WHAT YOU NEED TO DO:
(A) Return the passage of the forum thread on unzipping an XML file from "HttpClientHandler handler = new" up to and including "http = new HttpClient(handler))", copied word for word.
(B) What comes next in the forum thread about downloading and unzipping an XML file? Continue it from where it stops.

SOURCE DOCUMENT:
** Begin **

Download and Unzip XML file

2k views Asked by At

I would like to unzip and parse an xml file located here

Here is my code:

HttpClientHandler handler = new HttpClientHandler()
{
    CookieContainer = new CookieContainer(),
    UseCookies = true,
    AutomaticDecompression = DecompressionMethods.GZip | DecompressionMethods.Deflate,
   // | DecompressionMethods.None,

};

using (var http = new HttpClient(handler))
{

    var response =
         http.GetAsync(@"https://login.tradedoubler.com/report/published/aAffiliateEventBreakdownReportWithPLC_806880712_4446152766894956100.xml.zip").Result;

    Stream streamContent = response.Content.ReadAsStreamAsync().Result;

    using (var gZipStream = new GZipStream(streamContent, CompressionMode.Decompress))
    {
        var settings = new XmlReaderSettings()
        {
             DtdProcessing = DtdProcessing.Ignore
         };

         var reader = XmlReader.Create(gZipStream, settings);
         reader.MoveToContent();

         XElement root = XElement.ReadFrom(reader) as XElement;
     }
}

I get an exception on XmlReader.Create(gZipStream, settings)

The magic number in GZip header is not correct. Make sure you are passing in a GZip stream

To double check that I am getting properly formatted data from the web, I grab the stream and save it to a file:

byte[] byteContent = response.Content.ReadAsByteArrayAsync().Result;
File.WriteAllBytes(@"C:\\temp\1111.zip", byteContent);

After I examine 1111.zip, it appears as a well formatted zip file with the xml that I need.

I was advised here that I do not need GZipStream at all but if I remove compression stream from the code completely, and pass streamContent directly to xml reader, I get an exception:

"Data at the root level is invalid. Line 1, position 1."

** End **

INFORMATION PROVIDED:
** Begin **

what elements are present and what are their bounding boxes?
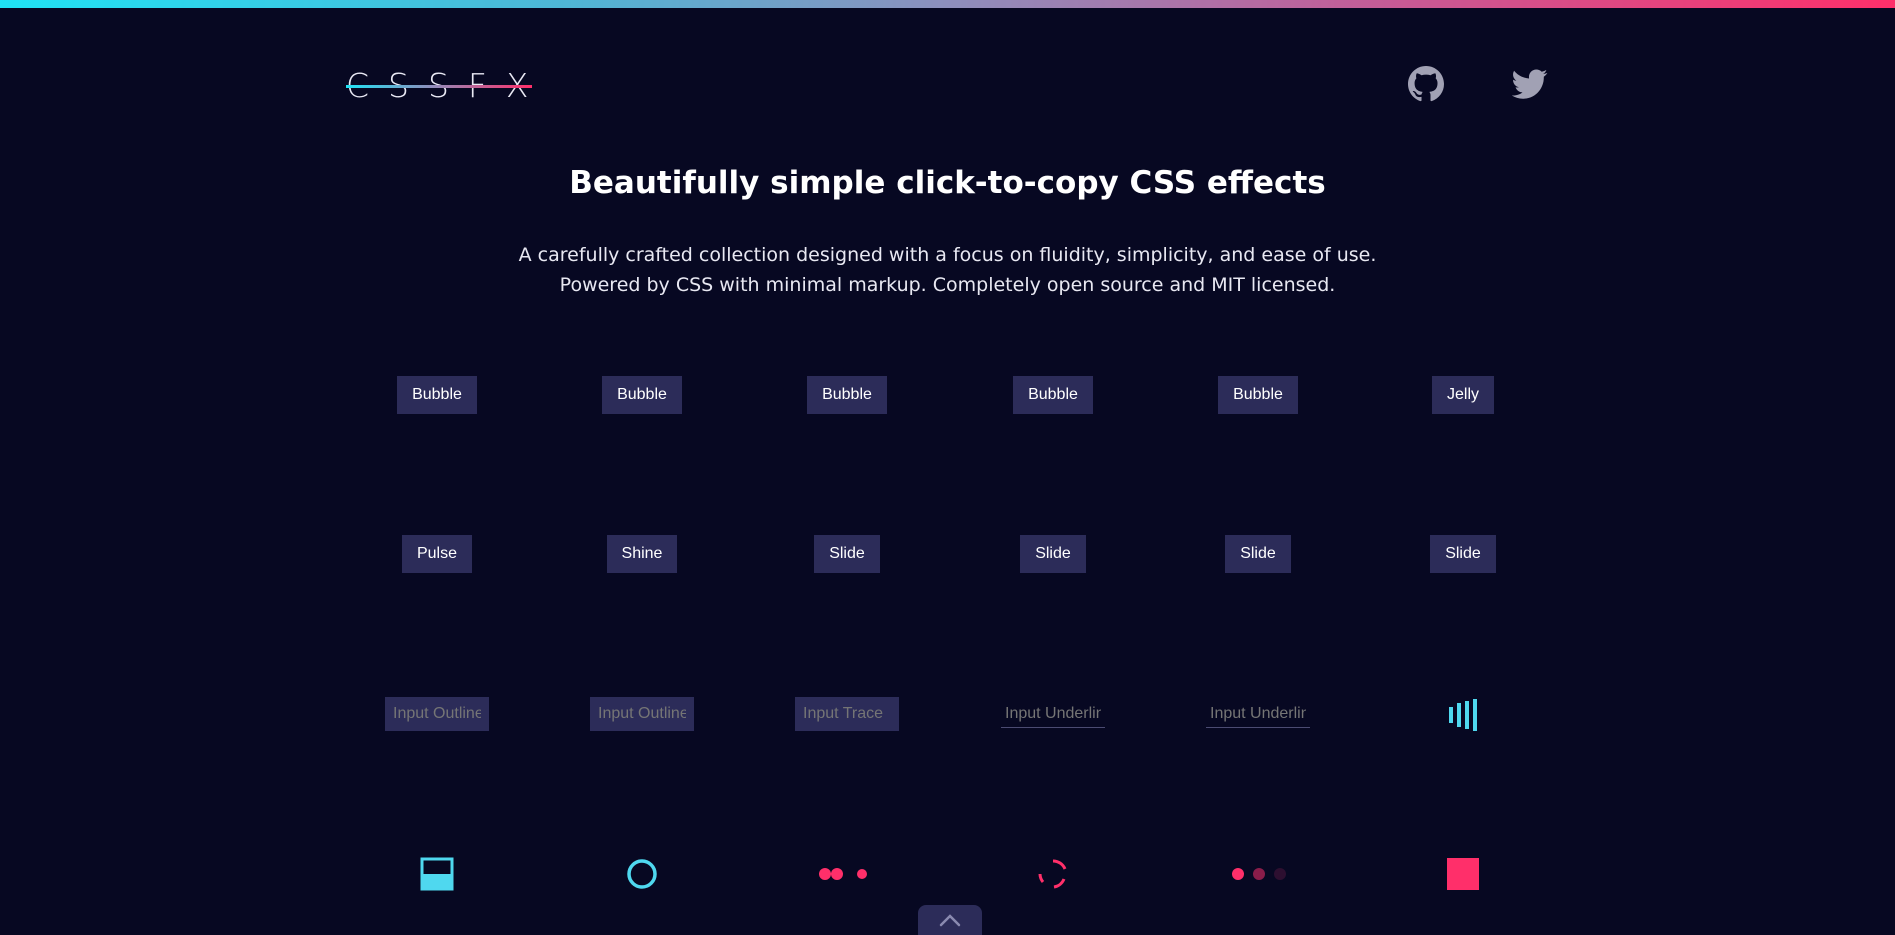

** End **

RESPONSES TO THE TASKS:
(A)
HttpClientHandler handler = new HttpClientHandler()
{
    CookieContainer = new CookieContainer(),
    UseCookies = true,
    AutomaticDecompression = DecompressionMethods.GZip | DecompressionMethods.Deflate,
   // | DecompressionMethods.None,

};

using (var http = new HttpClient(handler))

(B)
Either compressed or not compressed, I still fail to parse this file. What am I doing wrong?

2

There are 2 answers

0
Dan Wilson On BEST ANSWER

The file in question is encoded in PKZip format, not GZip format.

You'll need a different library to decompress it, such as System.IO.Compression.ZipFile.

You can typically tell the encoding by the file extension. PKZip files often use .zip while GZip files often use .gz.

See: Unzip files programmatically in .net

0
Nino On

After you save stream to local folder, unzip it with ZipFile class. Something like this:

    byte[] byteContent = response.Content.ReadAsByteArrayAsync().Result;
    string filename = @"C:\temp\1111.zip";
    File.WriteAllBytes(filename, byteContent);

    string destinationDir = @"c:\temp";
    string xmlFilename = "report.xml";

    System.IO.Compression.ZipFile.ExtractToDirectory(filename, destinationDir);

    XmlDocument xmlDoc = new XmlDocument();
    xmlDoc.Load(Path.Combine(destinationDir, xmlFilename));

    //xml reading goes here...